Collected data

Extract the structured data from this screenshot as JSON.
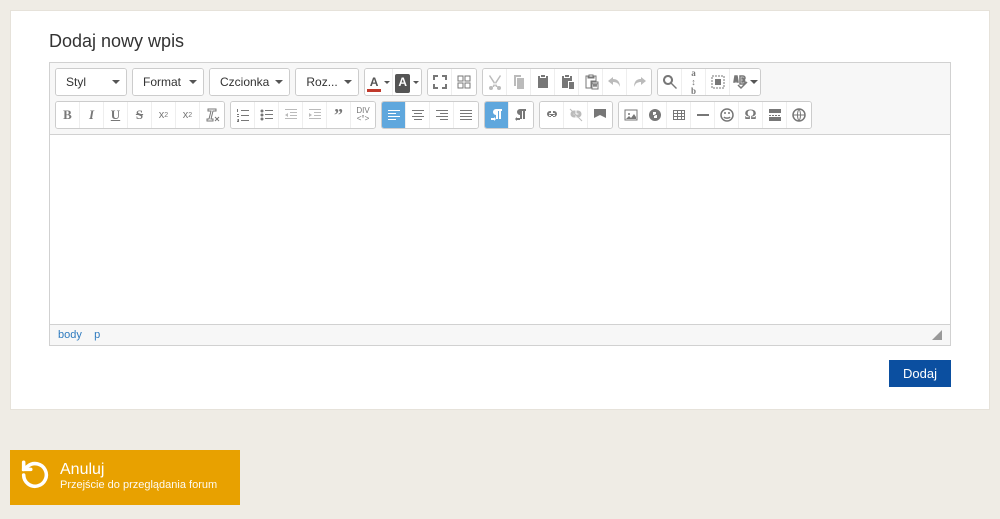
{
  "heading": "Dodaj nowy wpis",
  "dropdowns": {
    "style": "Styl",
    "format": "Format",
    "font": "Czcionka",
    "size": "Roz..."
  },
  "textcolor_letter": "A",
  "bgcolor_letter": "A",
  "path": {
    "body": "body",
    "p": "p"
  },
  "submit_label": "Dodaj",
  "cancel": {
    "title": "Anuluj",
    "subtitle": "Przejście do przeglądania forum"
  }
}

(TASK TO CARRY OUT):
Repeat everything in the records precisely. Images are excluded from the copy.

(FINISHED TASK):
Extract the structured data from this screenshot as JSON.
{
  "heading": "Dodaj nowy wpis",
  "dropdowns": {
    "style": "Styl",
    "format": "Format",
    "font": "Czcionka",
    "size": "Roz..."
  },
  "textcolor_letter": "A",
  "bgcolor_letter": "A",
  "path": {
    "body": "body",
    "p": "p"
  },
  "submit_label": "Dodaj",
  "cancel": {
    "title": "Anuluj",
    "subtitle": "Przejście do przeglądania forum"
  }
}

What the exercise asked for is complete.